Exercise goal. Copy every record word for word.

Records supplied.

* BEGIN *

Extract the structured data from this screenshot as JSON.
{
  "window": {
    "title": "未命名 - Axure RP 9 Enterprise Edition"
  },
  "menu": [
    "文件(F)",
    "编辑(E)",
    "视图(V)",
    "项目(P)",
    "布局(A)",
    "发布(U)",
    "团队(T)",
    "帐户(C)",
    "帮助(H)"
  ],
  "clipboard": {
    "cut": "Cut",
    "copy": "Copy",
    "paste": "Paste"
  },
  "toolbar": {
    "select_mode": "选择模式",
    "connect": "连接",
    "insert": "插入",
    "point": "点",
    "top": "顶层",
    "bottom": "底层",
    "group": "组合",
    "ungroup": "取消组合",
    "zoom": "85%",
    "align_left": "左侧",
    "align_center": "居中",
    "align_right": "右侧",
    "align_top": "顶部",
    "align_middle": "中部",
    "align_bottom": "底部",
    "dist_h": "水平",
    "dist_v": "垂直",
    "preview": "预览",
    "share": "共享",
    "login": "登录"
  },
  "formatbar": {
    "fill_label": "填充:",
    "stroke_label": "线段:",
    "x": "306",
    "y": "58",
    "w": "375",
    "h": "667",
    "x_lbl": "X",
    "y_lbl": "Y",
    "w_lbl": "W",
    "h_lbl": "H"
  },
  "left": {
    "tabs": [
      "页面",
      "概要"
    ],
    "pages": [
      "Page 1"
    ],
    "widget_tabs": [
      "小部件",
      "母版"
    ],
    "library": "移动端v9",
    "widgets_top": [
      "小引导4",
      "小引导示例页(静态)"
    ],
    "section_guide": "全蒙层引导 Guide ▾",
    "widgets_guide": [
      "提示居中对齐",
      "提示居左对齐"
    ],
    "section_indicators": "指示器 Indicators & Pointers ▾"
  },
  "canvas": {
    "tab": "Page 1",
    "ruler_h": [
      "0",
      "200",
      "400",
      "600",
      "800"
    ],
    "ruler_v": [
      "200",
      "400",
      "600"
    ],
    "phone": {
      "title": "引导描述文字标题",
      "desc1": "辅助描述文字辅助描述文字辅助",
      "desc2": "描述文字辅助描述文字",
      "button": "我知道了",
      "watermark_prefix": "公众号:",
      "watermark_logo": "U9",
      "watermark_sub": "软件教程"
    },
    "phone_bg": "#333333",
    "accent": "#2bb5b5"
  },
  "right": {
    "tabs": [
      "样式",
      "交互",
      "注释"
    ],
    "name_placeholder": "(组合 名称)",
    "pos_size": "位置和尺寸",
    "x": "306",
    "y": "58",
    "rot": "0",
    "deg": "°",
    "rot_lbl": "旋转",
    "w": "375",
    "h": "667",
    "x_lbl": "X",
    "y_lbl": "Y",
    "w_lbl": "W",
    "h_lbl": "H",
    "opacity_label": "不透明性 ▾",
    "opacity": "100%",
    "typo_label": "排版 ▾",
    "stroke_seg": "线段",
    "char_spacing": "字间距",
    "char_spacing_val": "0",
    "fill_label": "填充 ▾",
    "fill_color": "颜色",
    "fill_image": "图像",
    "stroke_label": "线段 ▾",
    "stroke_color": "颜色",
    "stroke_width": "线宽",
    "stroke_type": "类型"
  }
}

* END *

Result.
Extract the structured data from this screenshot as JSON.
{
  "window": {
    "title": "未命名 - Axure RP 9 Enterprise Edition"
  },
  "menu": [
    "文件(F)",
    "编辑(E)",
    "视图(V)",
    "项目(P)",
    "布局(A)",
    "发布(U)",
    "团队(T)",
    "帐户(C)",
    "帮助(H)"
  ],
  "clipboard": {
    "cut": "Cut",
    "copy": "Copy",
    "paste": "Paste"
  },
  "toolbar": {
    "select_mode": "选择模式",
    "connect": "连接",
    "insert": "插入",
    "point": "点",
    "top": "顶层",
    "bottom": "底层",
    "group": "组合",
    "ungroup": "取消组合",
    "zoom": "85%",
    "align_left": "左侧",
    "align_center": "居中",
    "align_right": "右侧",
    "align_top": "顶部",
    "align_middle": "中部",
    "align_bottom": "底部",
    "dist_h": "水平",
    "dist_v": "垂直",
    "preview": "预览",
    "share": "共享",
    "login": "登录"
  },
  "formatbar": {
    "fill_label": "填充:",
    "stroke_label": "线段:",
    "x": "306",
    "y": "58",
    "w": "375",
    "h": "667",
    "x_lbl": "X",
    "y_lbl": "Y",
    "w_lbl": "W",
    "h_lbl": "H"
  },
  "left": {
    "tabs": [
      "页面",
      "概要"
    ],
    "pages": [
      "Page 1"
    ],
    "widget_tabs": [
      "小部件",
      "母版"
    ],
    "library": "移动端v9",
    "widgets_top": [
      "小引导4",
      "小引导示例页(静态)"
    ],
    "section_guide": "全蒙层引导 Guide ▾",
    "widgets_guide": [
      "提示居中对齐",
      "提示居左对齐"
    ],
    "section_indicators": "指示器 Indicators & Pointers ▾"
  },
  "canvas": {
    "tab": "Page 1",
    "ruler_h": [
      "0",
      "200",
      "400",
      "600",
      "800"
    ],
    "ruler_v": [
      "200",
      "400",
      "600"
    ],
    "phone": {
      "title": "引导描述文字标题",
      "desc1": "辅助描述文字辅助描述文字辅助",
      "desc2": "描述文字辅助描述文字",
      "button": "我知道了",
      "watermark_prefix": "公众号:",
      "watermark_logo": "U9",
      "watermark_sub": "软件教程"
    },
    "phone_bg": "#333333",
    "accent": "#2bb5b5"
  },
  "right": {
    "tabs": [
      "样式",
      "交互",
      "注释"
    ],
    "name_placeholder": "(组合 名称)",
    "pos_size": "位置和尺寸",
    "x": "306",
    "y": "58",
    "rot": "0",
    "deg": "°",
    "rot_lbl": "旋转",
    "w": "375",
    "h": "667",
    "x_lbl": "X",
    "y_lbl": "Y",
    "w_lbl": "W",
    "h_lbl": "H",
    "opacity_label": "不透明性 ▾",
    "opacity": "100%",
    "typo_label": "排版 ▾",
    "stroke_seg": "线段",
    "char_spacing": "字间距",
    "char_spacing_val": "0",
    "fill_label": "填充 ▾",
    "fill_color": "颜色",
    "fill_image": "图像",
    "stroke_label": "线段 ▾",
    "stroke_color": "颜色",
    "stroke_width": "线宽",
    "stroke_type": "类型"
  }
}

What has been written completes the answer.